• _STATED PROBLEM_: Copy out each line that mentions the word "Output".
━━━━━━━━━━━━━━━━━━━━━━━━━━━━━━
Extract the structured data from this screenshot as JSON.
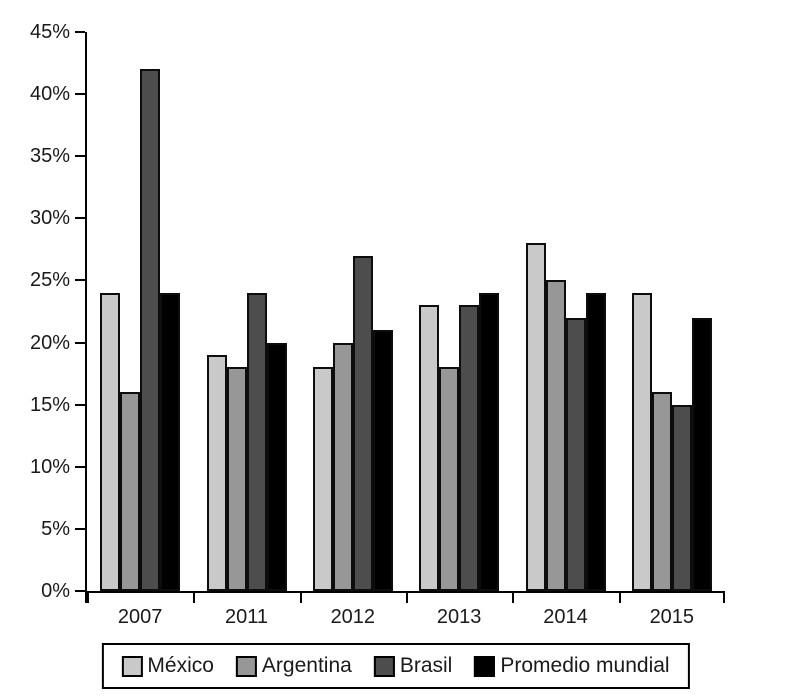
{
  "chart_data": {
    "type": "bar",
    "title": "",
    "xlabel": "",
    "ylabel": "",
    "categories": [
      "2007",
      "2011",
      "2012",
      "2013",
      "2014",
      "2015"
    ],
    "series": [
      {
        "name": "México",
        "color": "#c9c9c9",
        "values": [
          24,
          19,
          18,
          23,
          28,
          24
        ]
      },
      {
        "name": "Argentina",
        "color": "#979797",
        "values": [
          16,
          18,
          20,
          18,
          25,
          16
        ]
      },
      {
        "name": "Brasil",
        "color": "#4d4d4d",
        "values": [
          42,
          24,
          27,
          23,
          22,
          15
        ]
      },
      {
        "name": "Promedio mundial",
        "color": "#000000",
        "values": [
          24,
          20,
          21,
          24,
          24,
          22
        ]
      }
    ],
    "ylim": [
      0,
      45
    ],
    "ytick_step": 5,
    "ytick_suffix": "%",
    "ytick_labels": [
      "0%",
      "5%",
      "10%",
      "15%",
      "20%",
      "25%",
      "30%",
      "35%",
      "40%",
      "45%"
    ],
    "grid": false,
    "legend_position": "bottom",
    "axis_color": "#000000",
    "bar_border_color": "#0d0d0d"
  }
}
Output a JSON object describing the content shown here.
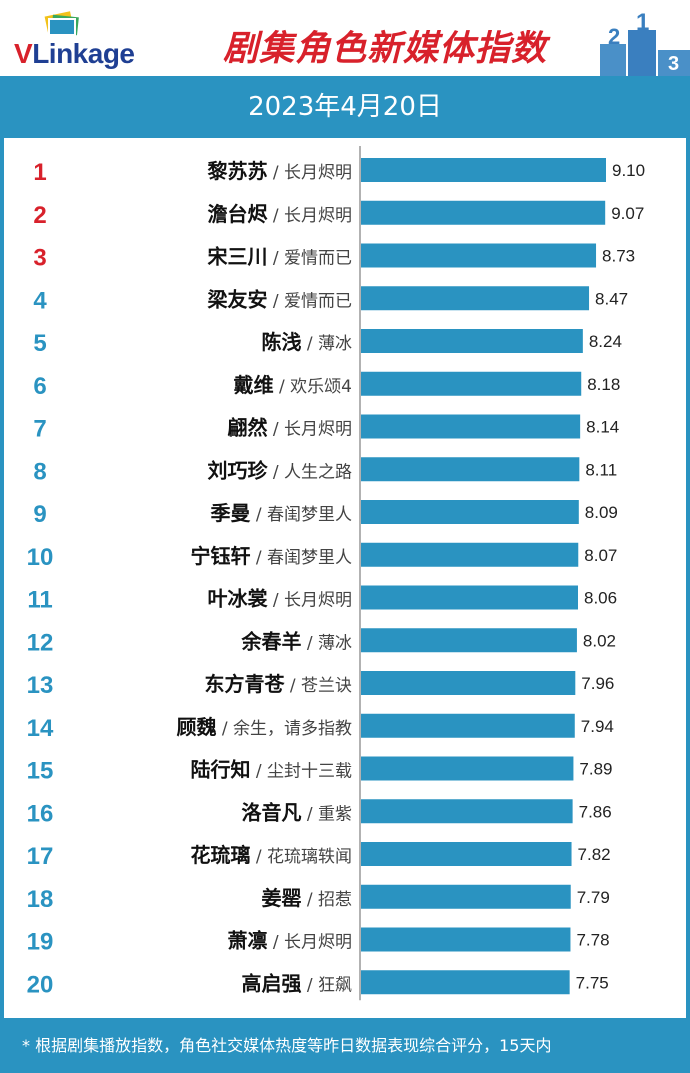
{
  "header": {
    "logo": "VLinkage",
    "title": "剧集角色新媒体指数",
    "podium_digits": [
      "2",
      "1",
      "3"
    ]
  },
  "date": "2023年4月20日",
  "footnote": "* 根据剧集播放指数，角色社交媒体热度等昨日数据表现综合评分，15天内",
  "colors": {
    "accent": "#2a93c1",
    "rank_top": "#d8212b",
    "rank": "#2a93c1",
    "bar": "#2a93c1"
  },
  "chart_data": {
    "type": "bar",
    "orientation": "horizontal",
    "rows": [
      {
        "rank": "1",
        "name": "黎苏苏",
        "show": "长月烬明",
        "value": 9.1,
        "label": "9.10"
      },
      {
        "rank": "2",
        "name": "澹台烬",
        "show": "长月烬明",
        "value": 9.07,
        "label": "9.07"
      },
      {
        "rank": "3",
        "name": "宋三川",
        "show": "爱情而已",
        "value": 8.73,
        "label": "8.73"
      },
      {
        "rank": "4",
        "name": "梁友安",
        "show": "爱情而已",
        "value": 8.47,
        "label": "8.47"
      },
      {
        "rank": "5",
        "name": "陈浅",
        "show": "薄冰",
        "value": 8.24,
        "label": "8.24"
      },
      {
        "rank": "6",
        "name": "戴维",
        "show": "欢乐颂4",
        "value": 8.18,
        "label": "8.18"
      },
      {
        "rank": "7",
        "name": "翩然",
        "show": "长月烬明",
        "value": 8.14,
        "label": "8.14"
      },
      {
        "rank": "8",
        "name": "刘巧珍",
        "show": "人生之路",
        "value": 8.11,
        "label": "8.11"
      },
      {
        "rank": "9",
        "name": "季曼",
        "show": "春闺梦里人",
        "value": 8.09,
        "label": "8.09"
      },
      {
        "rank": "10",
        "name": "宁钰轩",
        "show": "春闺梦里人",
        "value": 8.07,
        "label": "8.07"
      },
      {
        "rank": "11",
        "name": "叶冰裳",
        "show": "长月烬明",
        "value": 8.06,
        "label": "8.06"
      },
      {
        "rank": "12",
        "name": "余春羊",
        "show": "薄冰",
        "value": 8.02,
        "label": "8.02"
      },
      {
        "rank": "13",
        "name": "东方青苍",
        "show": "苍兰诀",
        "value": 7.96,
        "label": "7.96"
      },
      {
        "rank": "14",
        "name": "顾魏",
        "show": "余生，请多指教",
        "value": 7.94,
        "label": "7.94"
      },
      {
        "rank": "15",
        "name": "陆行知",
        "show": "尘封十三载",
        "value": 7.89,
        "label": "7.89"
      },
      {
        "rank": "16",
        "name": "洛音凡",
        "show": "重紫",
        "value": 7.86,
        "label": "7.86"
      },
      {
        "rank": "17",
        "name": "花琉璃",
        "show": "花琉璃轶闻",
        "value": 7.82,
        "label": "7.82"
      },
      {
        "rank": "18",
        "name": "姜罂",
        "show": "招惹",
        "value": 7.79,
        "label": "7.79"
      },
      {
        "rank": "19",
        "name": "萧凛",
        "show": "长月烬明",
        "value": 7.78,
        "label": "7.78"
      },
      {
        "rank": "20",
        "name": "高启强",
        "show": "狂飙",
        "value": 7.75,
        "label": "7.75"
      }
    ]
  }
}
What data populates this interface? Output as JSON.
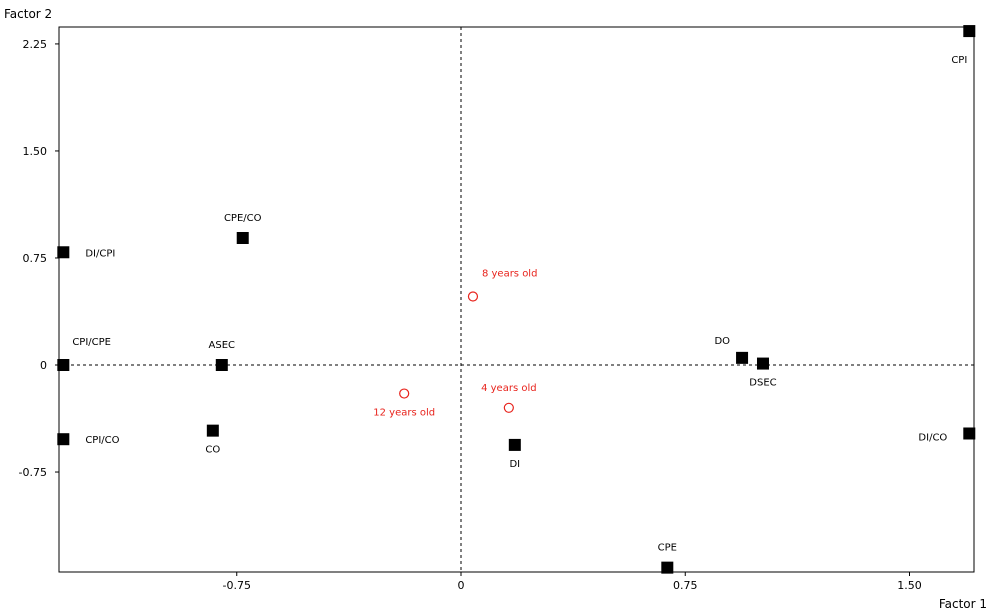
{
  "chart_data": {
    "type": "scatter",
    "xlabel": "Factor 1",
    "ylabel": "Factor 2",
    "xlim": [
      -1.33,
      1.72
    ],
    "ylim": [
      -1.38,
      2.4
    ],
    "xticks": [
      "-0.75",
      "0",
      "0.75",
      "1.50"
    ],
    "xtick_values": [
      -0.75,
      0,
      0.75,
      1.5
    ],
    "yticks": [
      "2.25",
      "1.50",
      "0.75",
      "0",
      "-0.75"
    ],
    "ytick_values": [
      2.25,
      1.5,
      0.75,
      0,
      -0.75
    ],
    "grid": false,
    "reference_lines": {
      "x": 0,
      "y": 0,
      "style": "dashed"
    },
    "series": [
      {
        "marker": "square",
        "color": "#000000",
        "points": [
          {
            "label": "CPI",
            "x": 1.7,
            "y": 2.34,
            "label_pos": "below-left"
          },
          {
            "label": "CPE/CO",
            "x": -0.73,
            "y": 0.89,
            "label_pos": "above"
          },
          {
            "label": "DI/CPI",
            "x": -1.33,
            "y": 0.79,
            "label_pos": "right"
          },
          {
            "label": "CPI/CPE",
            "x": -1.33,
            "y": 0.0,
            "label_pos": "above-right"
          },
          {
            "label": "ASEC",
            "x": -0.8,
            "y": 0.0,
            "label_pos": "above"
          },
          {
            "label": "CPI/CO",
            "x": -1.33,
            "y": -0.52,
            "label_pos": "right"
          },
          {
            "label": "CO",
            "x": -0.83,
            "y": -0.46,
            "label_pos": "below"
          },
          {
            "label": "DO",
            "x": 0.94,
            "y": 0.05,
            "label_pos": "above-left"
          },
          {
            "label": "DSEC",
            "x": 1.01,
            "y": 0.01,
            "label_pos": "below"
          },
          {
            "label": "DI/CO",
            "x": 1.7,
            "y": -0.48,
            "label_pos": "left"
          },
          {
            "label": "DI",
            "x": 0.18,
            "y": -0.56,
            "label_pos": "below"
          },
          {
            "label": "CPE",
            "x": 0.69,
            "y": -1.42,
            "label_pos": "above"
          }
        ]
      },
      {
        "marker": "circle-open",
        "color": "#e8231c",
        "points": [
          {
            "label": "8 years old",
            "x": 0.04,
            "y": 0.48,
            "label_pos": "above-right"
          },
          {
            "label": "4 years old",
            "x": 0.16,
            "y": -0.3,
            "label_pos": "above"
          },
          {
            "label": "12 years old",
            "x": -0.19,
            "y": -0.2,
            "label_pos": "below"
          }
        ]
      }
    ]
  }
}
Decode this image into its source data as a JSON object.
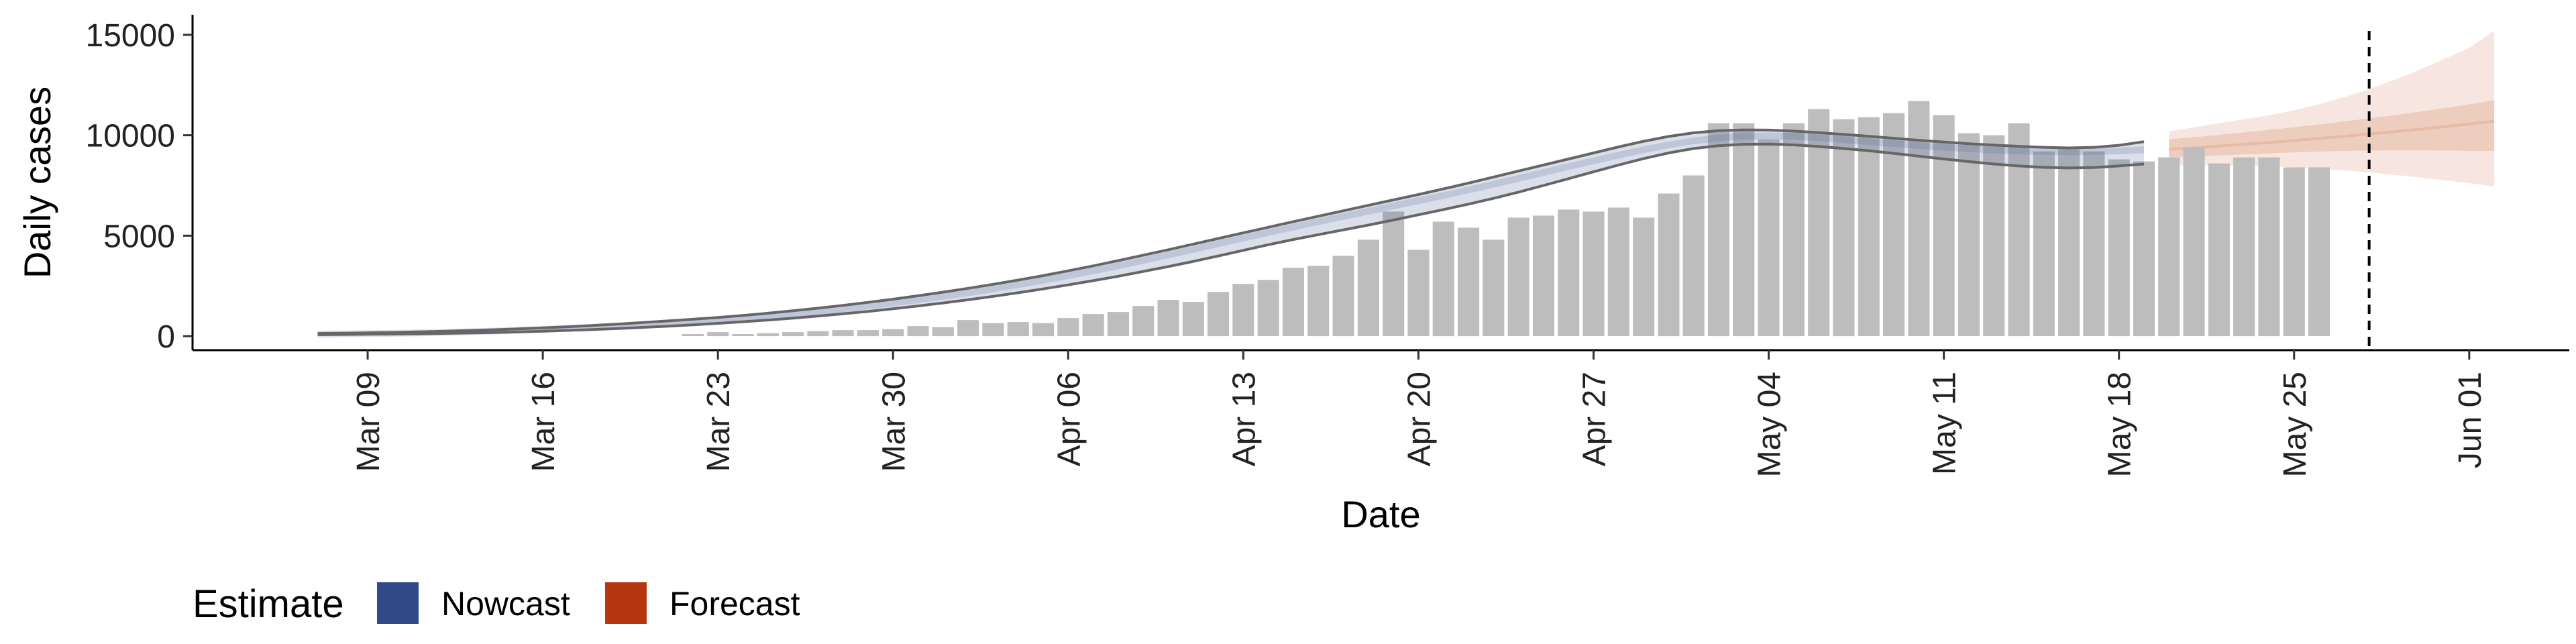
{
  "chart_data": {
    "type": "bar",
    "xlabel": "Date",
    "ylabel": "Daily cases",
    "ylim": [
      -700,
      16000
    ],
    "yticks": [
      0,
      5000,
      10000,
      15000
    ],
    "ytick_labels": [
      "0",
      "5000",
      "10000",
      "15000"
    ],
    "xticks": [
      "2020-03-09",
      "2020-03-16",
      "2020-03-23",
      "2020-03-30",
      "2020-04-06",
      "2020-04-13",
      "2020-04-20",
      "2020-04-27",
      "2020-05-04",
      "2020-05-11",
      "2020-05-18",
      "2020-05-25",
      "2020-06-01"
    ],
    "xtick_labels": [
      "Mar 09",
      "Mar 16",
      "Mar 23",
      "Mar 30",
      "Apr 06",
      "Apr 13",
      "Apr 20",
      "Apr 27",
      "May 04",
      "May 11",
      "May 18",
      "May 25",
      "Jun 01"
    ],
    "xlim": [
      "2020-03-02",
      "2020-06-05"
    ],
    "grid": false,
    "report_date": "2020-05-28",
    "bars": {
      "start_date": "2020-03-22",
      "color": "#bdbdbd",
      "values": [
        100,
        200,
        100,
        150,
        200,
        250,
        300,
        300,
        350,
        500,
        450,
        800,
        650,
        700,
        650,
        900,
        1100,
        1200,
        1500,
        1800,
        1700,
        2200,
        2600,
        2800,
        3400,
        3500,
        4000,
        4800,
        6200,
        4300,
        5700,
        5400,
        4800,
        5900,
        6000,
        6300,
        6200,
        6400,
        5900,
        7100,
        8000,
        10600,
        10600,
        9800,
        10600,
        11300,
        10800,
        10900,
        11100,
        11700,
        11000,
        10100,
        10000,
        10600,
        9200,
        9300,
        9200,
        8800,
        8700,
        8900,
        9400,
        8600,
        8900,
        8900,
        8400,
        8400
      ]
    },
    "nowcast": {
      "start_date": "2020-03-07",
      "color": "#5a6f9e",
      "median": [
        100,
        110,
        125,
        140,
        160,
        185,
        215,
        250,
        290,
        335,
        385,
        440,
        500,
        565,
        640,
        720,
        805,
        900,
        1000,
        1110,
        1230,
        1360,
        1500,
        1650,
        1810,
        1980,
        2160,
        2350,
        2560,
        2780,
        3010,
        3250,
        3500,
        3770,
        4040,
        4320,
        4600,
        4880,
        5160,
        5430,
        5700,
        5960,
        6220,
        6480,
        6740,
        7000,
        7280,
        7560,
        7850,
        8140,
        8440,
        8730,
        9010,
        9280,
        9520,
        9720,
        9870,
        9950,
        9970,
        9940,
        9870,
        9780,
        9680,
        9580,
        9480,
        9400,
        9330,
        9270,
        9220,
        9190,
        9180,
        9190,
        9220,
        9280
      ],
      "upper90": [
        130,
        145,
        165,
        185,
        210,
        240,
        275,
        315,
        360,
        410,
        465,
        530,
        600,
        675,
        755,
        840,
        930,
        1030,
        1140,
        1260,
        1390,
        1530,
        1680,
        1840,
        2010,
        2190,
        2380,
        2580,
        2790,
        3010,
        3250,
        3500,
        3760,
        4030,
        4300,
        4580,
        4860,
        5140,
        5420,
        5700,
        5970,
        6240,
        6510,
        6780,
        7050,
        7330,
        7620,
        7920,
        8220,
        8520,
        8820,
        9120,
        9420,
        9700,
        9940,
        10120,
        10230,
        10270,
        10260,
        10210,
        10130,
        10040,
        9950,
        9850,
        9750,
        9660,
        9580,
        9510,
        9450,
        9400,
        9370,
        9400,
        9500,
        9680
      ],
      "lower90": [
        70,
        80,
        90,
        100,
        115,
        135,
        155,
        180,
        210,
        245,
        285,
        330,
        380,
        435,
        495,
        560,
        635,
        715,
        800,
        895,
        1000,
        1110,
        1230,
        1360,
        1500,
        1650,
        1810,
        1980,
        2160,
        2350,
        2550,
        2760,
        2980,
        3220,
        3460,
        3720,
        3990,
        4270,
        4550,
        4810,
        5050,
        5290,
        5530,
        5780,
        6040,
        6300,
        6570,
        6860,
        7170,
        7500,
        7840,
        8180,
        8520,
        8840,
        9120,
        9340,
        9480,
        9550,
        9560,
        9520,
        9440,
        9340,
        9230,
        9100,
        8960,
        8820,
        8690,
        8570,
        8470,
        8400,
        8370,
        8390,
        8470,
        8570
      ]
    },
    "forecast": {
      "start_date": "2020-05-20",
      "color": "#e6b8a2",
      "median": [
        9300,
        9380,
        9460,
        9550,
        9640,
        9740,
        9840,
        9950,
        10060,
        10180,
        10300,
        10430,
        10560,
        10700
      ],
      "upper50": [
        9800,
        9900,
        10020,
        10140,
        10270,
        10400,
        10540,
        10690,
        10840,
        11000,
        11170,
        11350,
        11540,
        11740
      ],
      "lower50": [
        8900,
        8950,
        9000,
        9050,
        9100,
        9150,
        9190,
        9220,
        9240,
        9250,
        9250,
        9240,
        9230,
        9220
      ],
      "upper90": [
        10200,
        10400,
        10600,
        10800,
        11000,
        11250,
        11550,
        11900,
        12300,
        12750,
        13250,
        13800,
        14350,
        15200
      ],
      "lower90": [
        8500,
        8500,
        8500,
        8480,
        8450,
        8400,
        8330,
        8250,
        8150,
        8030,
        7900,
        7760,
        7620,
        7450
      ]
    },
    "legend": {
      "title": "Estimate",
      "position": "bottom-left",
      "items": [
        {
          "label": "Nowcast",
          "color": "#2f4a87"
        },
        {
          "label": "Forecast",
          "color": "#b43710"
        }
      ]
    }
  }
}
━━━━━━━━━━━━━━━━━━━━━━━━━━━━━━
• _SOLUTION_:
Output a JSON object describing the content shown here.
What data populates this interface? Output as JSON.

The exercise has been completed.